__TASK DETAILS__. Pull out every line of the listing below where "Meine" appears.

__DATASET__.

--

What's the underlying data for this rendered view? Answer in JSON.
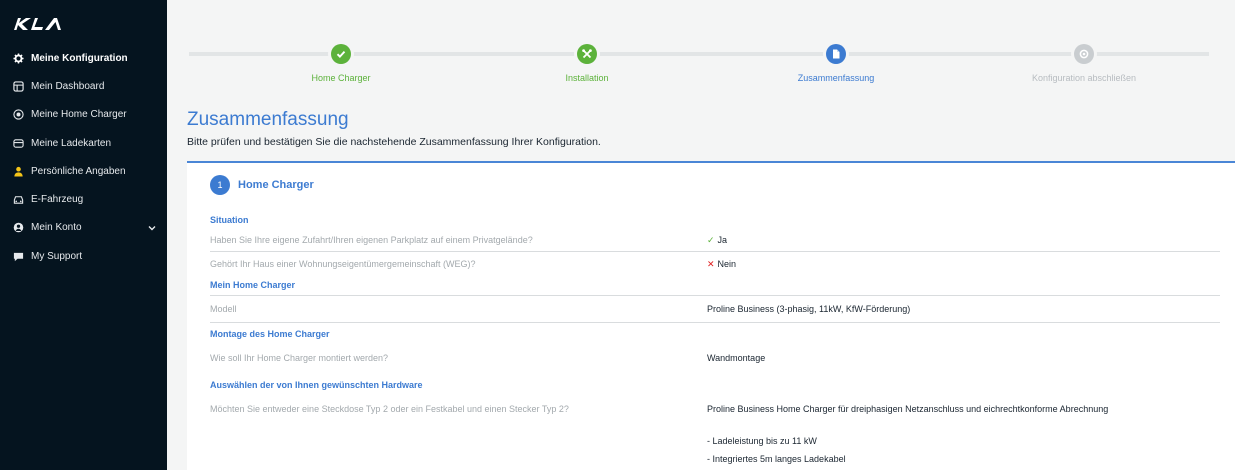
{
  "brand": {
    "logo_text": "KIA"
  },
  "sidebar": {
    "items": [
      {
        "label": "Meine Konfiguration",
        "icon": "gear-icon",
        "active": true
      },
      {
        "label": "Mein Dashboard",
        "icon": "dashboard-icon",
        "active": false
      },
      {
        "label": "Meine Home Charger",
        "icon": "charger-icon",
        "active": false
      },
      {
        "label": "Meine Ladekarten",
        "icon": "card-icon",
        "active": false
      },
      {
        "label": "Persönliche Angaben",
        "icon": "person-icon",
        "active": false
      },
      {
        "label": "E-Fahrzeug",
        "icon": "car-icon",
        "active": false
      },
      {
        "label": "Mein Konto",
        "icon": "account-icon",
        "active": false,
        "has_chevron": true
      },
      {
        "label": "My Support",
        "icon": "chat-icon",
        "active": false
      }
    ]
  },
  "stepper": {
    "steps": [
      {
        "label": "Home Charger",
        "state": "done",
        "icon": "check-icon"
      },
      {
        "label": "Installation",
        "state": "done",
        "icon": "tools-icon"
      },
      {
        "label": "Zusammenfassung",
        "state": "current",
        "icon": "document-icon"
      },
      {
        "label": "Konfiguration abschließen",
        "state": "pending",
        "icon": "flag-icon"
      }
    ]
  },
  "page": {
    "title": "Zusammenfassung",
    "subtitle": "Bitte prüfen und bestätigen Sie die nachstehende Zusammenfassung Ihrer Konfiguration."
  },
  "section": {
    "number": "1",
    "title": "Home Charger",
    "groups": {
      "situation": "Situation",
      "charger": "Mein Home Charger",
      "mounting": "Montage des Home Charger",
      "hardware": "Auswählen der von Ihnen gewünschten Hardware"
    },
    "rows": {
      "parking_q": "Haben Sie Ihre eigene Zufahrt/Ihren eigenen Parkplatz auf einem Privatgelände?",
      "parking_mark": "✓",
      "parking_a": "Ja",
      "weg_q": "Gehört Ihr Haus einer Wohnungseigentümergemeinschaft (WEG)?",
      "weg_mark": "✕",
      "weg_a": "Nein",
      "model_q": "Modell",
      "model_a": "Proline Business (3-phasig, 11kW, KfW-Förderung)",
      "mount_q": "Wie soll Ihr Home Charger montiert werden?",
      "mount_a": "Wandmontage",
      "hw_q": "Möchten Sie entweder eine Steckdose Typ 2 oder ein Festkabel und einen Stecker Typ 2?",
      "hw_a": "Proline Business Home Charger für dreiphasigen Netzanschluss und eichrechtkonforme Abrechnung",
      "hw_b1": "- Ladeleistung bis zu 11 kW",
      "hw_b2": "- Integriertes 5m langes Ladekabel"
    }
  },
  "colors": {
    "sidebar_bg": "#05141f",
    "accent_blue": "#3c7bd1",
    "success_green": "#5cb23b",
    "error_red": "#e02020"
  }
}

--

__RESULT__.
        "label": "Meine Konfiguration",
        "label": "Meine Home Charger",
        "label": "Meine Ladekarten",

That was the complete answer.